- **Aim of the task**:
Copy out all lines in the data below containing the string "title".

begin Information supplied

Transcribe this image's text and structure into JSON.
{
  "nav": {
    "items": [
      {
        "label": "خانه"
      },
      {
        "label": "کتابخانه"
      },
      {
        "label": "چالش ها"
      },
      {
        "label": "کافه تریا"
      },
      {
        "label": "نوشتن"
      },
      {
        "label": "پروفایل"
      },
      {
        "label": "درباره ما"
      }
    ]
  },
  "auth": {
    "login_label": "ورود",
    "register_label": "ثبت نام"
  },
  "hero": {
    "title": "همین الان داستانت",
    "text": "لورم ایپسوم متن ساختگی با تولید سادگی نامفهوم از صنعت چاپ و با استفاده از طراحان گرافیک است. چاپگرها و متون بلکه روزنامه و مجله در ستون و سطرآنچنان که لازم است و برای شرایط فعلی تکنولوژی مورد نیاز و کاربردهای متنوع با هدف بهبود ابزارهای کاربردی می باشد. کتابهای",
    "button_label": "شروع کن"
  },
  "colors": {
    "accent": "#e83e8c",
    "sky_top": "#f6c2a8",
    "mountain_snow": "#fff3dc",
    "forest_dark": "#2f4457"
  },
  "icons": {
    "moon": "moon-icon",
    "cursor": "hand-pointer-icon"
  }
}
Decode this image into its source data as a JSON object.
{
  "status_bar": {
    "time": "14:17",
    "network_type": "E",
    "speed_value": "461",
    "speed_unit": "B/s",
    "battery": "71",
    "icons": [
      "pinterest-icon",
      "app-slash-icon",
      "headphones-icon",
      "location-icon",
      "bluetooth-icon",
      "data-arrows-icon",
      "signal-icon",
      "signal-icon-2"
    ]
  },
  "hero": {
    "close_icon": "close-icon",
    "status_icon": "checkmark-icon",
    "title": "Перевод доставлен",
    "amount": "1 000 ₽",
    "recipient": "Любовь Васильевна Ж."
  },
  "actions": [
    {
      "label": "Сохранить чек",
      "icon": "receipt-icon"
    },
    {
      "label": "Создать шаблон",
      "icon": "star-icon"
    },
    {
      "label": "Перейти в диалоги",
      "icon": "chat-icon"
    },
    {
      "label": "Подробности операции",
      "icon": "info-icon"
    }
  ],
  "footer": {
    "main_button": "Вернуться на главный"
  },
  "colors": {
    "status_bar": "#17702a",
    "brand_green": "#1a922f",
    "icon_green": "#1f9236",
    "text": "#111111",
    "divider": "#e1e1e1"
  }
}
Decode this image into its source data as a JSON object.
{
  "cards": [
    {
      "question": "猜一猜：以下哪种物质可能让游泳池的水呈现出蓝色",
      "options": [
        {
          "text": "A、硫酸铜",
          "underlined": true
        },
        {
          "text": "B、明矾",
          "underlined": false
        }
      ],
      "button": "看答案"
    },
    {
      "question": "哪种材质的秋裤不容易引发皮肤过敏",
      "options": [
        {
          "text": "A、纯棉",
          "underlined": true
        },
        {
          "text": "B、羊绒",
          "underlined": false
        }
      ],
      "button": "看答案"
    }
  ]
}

end Information supplied

- **Complete output**:
    "title": "همین الان داستانت",
    "title": "Перевод доставлен",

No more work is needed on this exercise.